> Problem statement
Your task is to quote the material that follows, in full and exactly.

┌──

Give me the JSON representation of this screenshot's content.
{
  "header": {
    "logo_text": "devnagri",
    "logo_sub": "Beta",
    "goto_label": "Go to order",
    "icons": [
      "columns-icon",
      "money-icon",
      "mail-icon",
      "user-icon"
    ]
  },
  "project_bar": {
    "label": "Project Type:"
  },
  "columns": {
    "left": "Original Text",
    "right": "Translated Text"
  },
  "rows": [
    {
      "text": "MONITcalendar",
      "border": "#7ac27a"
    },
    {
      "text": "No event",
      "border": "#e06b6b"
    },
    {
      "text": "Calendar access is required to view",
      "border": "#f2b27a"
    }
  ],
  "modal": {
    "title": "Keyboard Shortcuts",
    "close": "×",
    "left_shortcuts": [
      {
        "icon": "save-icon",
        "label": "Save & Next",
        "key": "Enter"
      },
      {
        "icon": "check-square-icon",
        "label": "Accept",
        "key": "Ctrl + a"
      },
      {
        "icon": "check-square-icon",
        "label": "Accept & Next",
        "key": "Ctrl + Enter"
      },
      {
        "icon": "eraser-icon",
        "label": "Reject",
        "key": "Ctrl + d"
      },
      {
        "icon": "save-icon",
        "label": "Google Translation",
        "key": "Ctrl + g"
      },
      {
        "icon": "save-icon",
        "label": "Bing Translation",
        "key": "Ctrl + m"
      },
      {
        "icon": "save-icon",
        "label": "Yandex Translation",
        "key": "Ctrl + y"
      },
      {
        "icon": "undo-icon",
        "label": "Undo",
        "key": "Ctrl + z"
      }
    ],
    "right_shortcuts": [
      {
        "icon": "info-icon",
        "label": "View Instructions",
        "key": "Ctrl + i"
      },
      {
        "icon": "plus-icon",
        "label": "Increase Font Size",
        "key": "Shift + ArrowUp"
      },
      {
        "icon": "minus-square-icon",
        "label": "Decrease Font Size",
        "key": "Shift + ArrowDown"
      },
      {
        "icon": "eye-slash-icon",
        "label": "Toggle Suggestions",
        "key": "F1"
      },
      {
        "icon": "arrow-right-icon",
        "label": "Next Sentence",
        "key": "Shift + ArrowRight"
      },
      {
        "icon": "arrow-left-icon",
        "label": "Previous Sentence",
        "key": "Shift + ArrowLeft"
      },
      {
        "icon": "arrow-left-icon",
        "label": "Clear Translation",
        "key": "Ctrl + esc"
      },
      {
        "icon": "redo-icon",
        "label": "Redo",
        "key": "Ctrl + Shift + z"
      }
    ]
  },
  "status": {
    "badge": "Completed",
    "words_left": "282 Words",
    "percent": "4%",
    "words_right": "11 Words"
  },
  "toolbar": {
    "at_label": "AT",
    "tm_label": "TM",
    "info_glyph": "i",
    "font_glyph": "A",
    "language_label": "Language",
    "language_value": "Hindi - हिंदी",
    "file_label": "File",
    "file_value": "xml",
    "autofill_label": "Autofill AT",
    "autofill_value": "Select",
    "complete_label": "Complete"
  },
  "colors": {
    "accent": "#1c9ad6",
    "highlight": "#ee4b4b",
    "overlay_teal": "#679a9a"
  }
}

└──

> Final result
Give me the JSON representation of this screenshot's content.
{
  "header": {
    "logo_text": "devnagri",
    "logo_sub": "Beta",
    "goto_label": "Go to order",
    "icons": [
      "columns-icon",
      "money-icon",
      "mail-icon",
      "user-icon"
    ]
  },
  "project_bar": {
    "label": "Project Type:"
  },
  "columns": {
    "left": "Original Text",
    "right": "Translated Text"
  },
  "rows": [
    {
      "text": "MONITcalendar",
      "border": "#7ac27a"
    },
    {
      "text": "No event",
      "border": "#e06b6b"
    },
    {
      "text": "Calendar access is required to view",
      "border": "#f2b27a"
    }
  ],
  "modal": {
    "title": "Keyboard Shortcuts",
    "close": "×",
    "left_shortcuts": [
      {
        "icon": "save-icon",
        "label": "Save & Next",
        "key": "Enter"
      },
      {
        "icon": "check-square-icon",
        "label": "Accept",
        "key": "Ctrl + a"
      },
      {
        "icon": "check-square-icon",
        "label": "Accept & Next",
        "key": "Ctrl + Enter"
      },
      {
        "icon": "eraser-icon",
        "label": "Reject",
        "key": "Ctrl + d"
      },
      {
        "icon": "save-icon",
        "label": "Google Translation",
        "key": "Ctrl + g"
      },
      {
        "icon": "save-icon",
        "label": "Bing Translation",
        "key": "Ctrl + m"
      },
      {
        "icon": "save-icon",
        "label": "Yandex Translation",
        "key": "Ctrl + y"
      },
      {
        "icon": "undo-icon",
        "label": "Undo",
        "key": "Ctrl + z"
      }
    ],
    "right_shortcuts": [
      {
        "icon": "info-icon",
        "label": "View Instructions",
        "key": "Ctrl + i"
      },
      {
        "icon": "plus-icon",
        "label": "Increase Font Size",
        "key": "Shift + ArrowUp"
      },
      {
        "icon": "minus-square-icon",
        "label": "Decrease Font Size",
        "key": "Shift + ArrowDown"
      },
      {
        "icon": "eye-slash-icon",
        "label": "Toggle Suggestions",
        "key": "F1"
      },
      {
        "icon": "arrow-right-icon",
        "label": "Next Sentence",
        "key": "Shift + ArrowRight"
      },
      {
        "icon": "arrow-left-icon",
        "label": "Previous Sentence",
        "key": "Shift + ArrowLeft"
      },
      {
        "icon": "arrow-left-icon",
        "label": "Clear Translation",
        "key": "Ctrl + esc"
      },
      {
        "icon": "redo-icon",
        "label": "Redo",
        "key": "Ctrl + Shift + z"
      }
    ]
  },
  "status": {
    "badge": "Completed",
    "words_left": "282 Words",
    "percent": "4%",
    "words_right": "11 Words"
  },
  "toolbar": {
    "at_label": "AT",
    "tm_label": "TM",
    "info_glyph": "i",
    "font_glyph": "A",
    "language_label": "Language",
    "language_value": "Hindi - हिंदी",
    "file_label": "File",
    "file_value": "xml",
    "autofill_label": "Autofill AT",
    "autofill_value": "Select",
    "complete_label": "Complete"
  },
  "colors": {
    "accent": "#1c9ad6",
    "highlight": "#ee4b4b",
    "overlay_teal": "#679a9a"
  }
}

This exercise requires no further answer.